Raw records:
******************************
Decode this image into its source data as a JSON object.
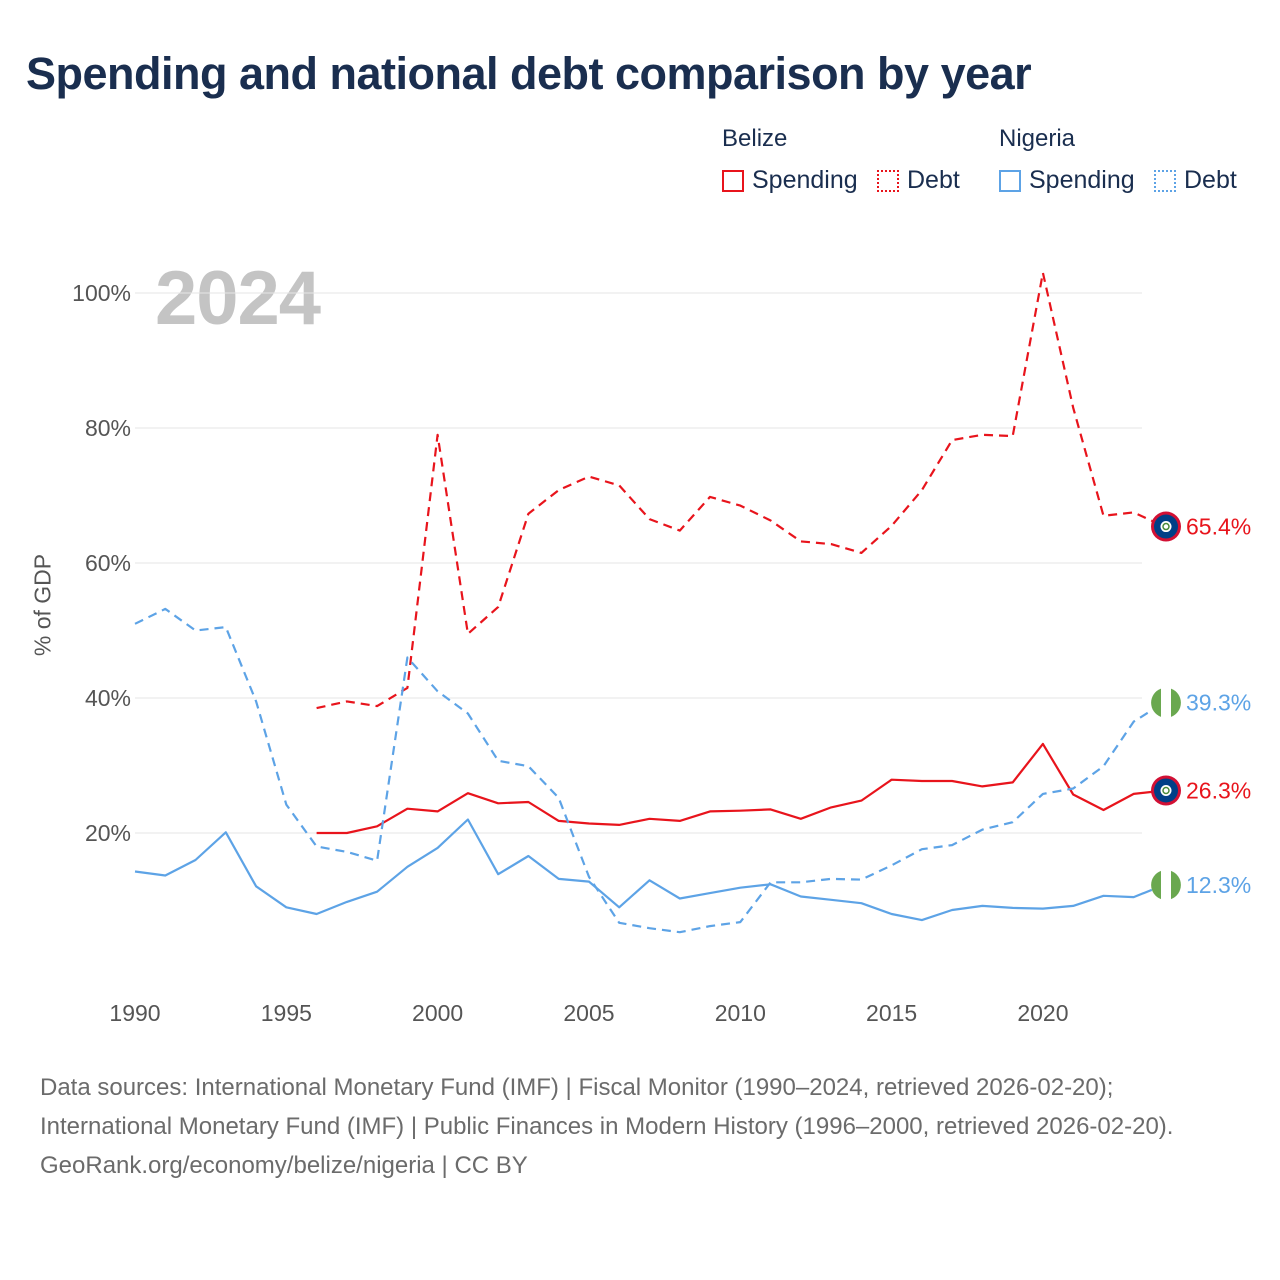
{
  "title": "Spending and national debt comparison by year",
  "legend": {
    "groups": [
      {
        "country": "Belize",
        "items": [
          {
            "label": "Spending"
          },
          {
            "label": "Debt"
          }
        ]
      },
      {
        "country": "Nigeria",
        "items": [
          {
            "label": "Spending"
          },
          {
            "label": "Debt"
          }
        ]
      }
    ]
  },
  "year_watermark": "2024",
  "colors": {
    "belize": "#e8141c",
    "nigeria": "#5da3e6",
    "grid": "#e6e6e6",
    "axis_text": "#555555"
  },
  "chart_data": {
    "type": "line",
    "title": "Spending and national debt comparison by year",
    "xlabel": "",
    "ylabel": "% of GDP",
    "xlim": [
      1990,
      2024
    ],
    "ylim": [
      0,
      105
    ],
    "x_ticks": [
      1990,
      1995,
      2000,
      2005,
      2010,
      2015,
      2020
    ],
    "y_ticks": [
      20,
      40,
      60,
      80,
      100
    ],
    "y_tick_labels": [
      "20%",
      "40%",
      "60%",
      "80%",
      "100%"
    ],
    "grid": true,
    "series": [
      {
        "name": "Belize Spending",
        "country": "Belize",
        "metric": "Spending",
        "dashed": false,
        "x": [
          1996,
          1997,
          1998,
          1999,
          2000,
          2001,
          2002,
          2003,
          2004,
          2005,
          2006,
          2007,
          2008,
          2009,
          2010,
          2011,
          2012,
          2013,
          2014,
          2015,
          2016,
          2017,
          2018,
          2019,
          2020,
          2021,
          2022,
          2023,
          2024
        ],
        "y": [
          20.0,
          20.0,
          21.0,
          23.6,
          23.2,
          25.9,
          24.4,
          24.6,
          21.8,
          21.4,
          21.2,
          22.1,
          21.8,
          23.2,
          23.3,
          23.5,
          22.1,
          23.8,
          24.8,
          27.9,
          27.7,
          27.7,
          26.9,
          27.5,
          33.2,
          25.7,
          23.4,
          25.8,
          26.3
        ],
        "end_label": "26.3%"
      },
      {
        "name": "Belize Debt",
        "country": "Belize",
        "metric": "Debt",
        "dashed": true,
        "x": [
          1996,
          1997,
          1998,
          1999,
          2000,
          2001,
          2002,
          2003,
          2004,
          2005,
          2006,
          2007,
          2008,
          2009,
          2010,
          2011,
          2012,
          2013,
          2014,
          2015,
          2016,
          2017,
          2018,
          2019,
          2020,
          2021,
          2022,
          2023,
          2024
        ],
        "y": [
          38.5,
          39.5,
          38.8,
          41.5,
          79.0,
          49.5,
          53.5,
          67.3,
          70.8,
          72.8,
          71.5,
          66.5,
          64.8,
          69.8,
          68.5,
          66.3,
          63.2,
          62.8,
          61.5,
          65.5,
          70.8,
          78.2,
          79.0,
          78.8,
          103.0,
          83.0,
          67.0,
          67.5,
          65.4
        ],
        "end_label": "65.4%"
      },
      {
        "name": "Nigeria Spending",
        "country": "Nigeria",
        "metric": "Spending",
        "dashed": false,
        "x": [
          1990,
          1991,
          1992,
          1993,
          1994,
          1995,
          1996,
          1997,
          1998,
          1999,
          2000,
          2001,
          2002,
          2003,
          2004,
          2005,
          2006,
          2007,
          2008,
          2009,
          2010,
          2011,
          2012,
          2013,
          2014,
          2015,
          2016,
          2017,
          2018,
          2019,
          2020,
          2021,
          2022,
          2023,
          2024
        ],
        "y": [
          14.3,
          13.7,
          16.0,
          20.1,
          12.1,
          9.0,
          8.0,
          9.8,
          11.3,
          15.0,
          17.8,
          22.0,
          13.9,
          16.6,
          13.2,
          12.8,
          9.0,
          13.0,
          10.3,
          11.1,
          11.9,
          12.4,
          10.6,
          10.1,
          9.6,
          8.0,
          7.1,
          8.6,
          9.2,
          8.9,
          8.8,
          9.2,
          10.7,
          10.5,
          12.3
        ],
        "end_label": "12.3%"
      },
      {
        "name": "Nigeria Debt",
        "country": "Nigeria",
        "metric": "Debt",
        "dashed": true,
        "x": [
          1990,
          1991,
          1992,
          1993,
          1994,
          1995,
          1996,
          1997,
          1998,
          1999,
          2000,
          2001,
          2002,
          2003,
          2004,
          2005,
          2006,
          2007,
          2008,
          2009,
          2010,
          2011,
          2012,
          2013,
          2014,
          2015,
          2016,
          2017,
          2018,
          2019,
          2020,
          2021,
          2022,
          2023,
          2024
        ],
        "y": [
          51.0,
          53.2,
          50.0,
          50.5,
          39.5,
          24.2,
          18.0,
          17.2,
          15.9,
          46.0,
          41.0,
          37.7,
          30.7,
          29.9,
          25.2,
          13.5,
          6.7,
          5.9,
          5.3,
          6.2,
          6.8,
          12.7,
          12.7,
          13.2,
          13.1,
          15.2,
          17.6,
          18.2,
          20.5,
          21.6,
          25.8,
          26.6,
          29.9,
          36.5,
          39.3
        ],
        "end_label": "39.3%"
      }
    ]
  },
  "footer": {
    "sources": "Data sources: International Monetary Fund (IMF) | Fiscal Monitor (1990–2024, retrieved 2026-02-20); International Monetary Fund (IMF) | Public Finances in Modern History (1996–2000, retrieved 2026-02-20).",
    "credit": "GeoRank.org/economy/belize/nigeria | CC BY"
  }
}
******************************
Objective: List all lines holding the string "comparison".

Exercise solution:
  "title": "Spending and national debt comparison by year",
    "title": "Spending and national debt comparison by year",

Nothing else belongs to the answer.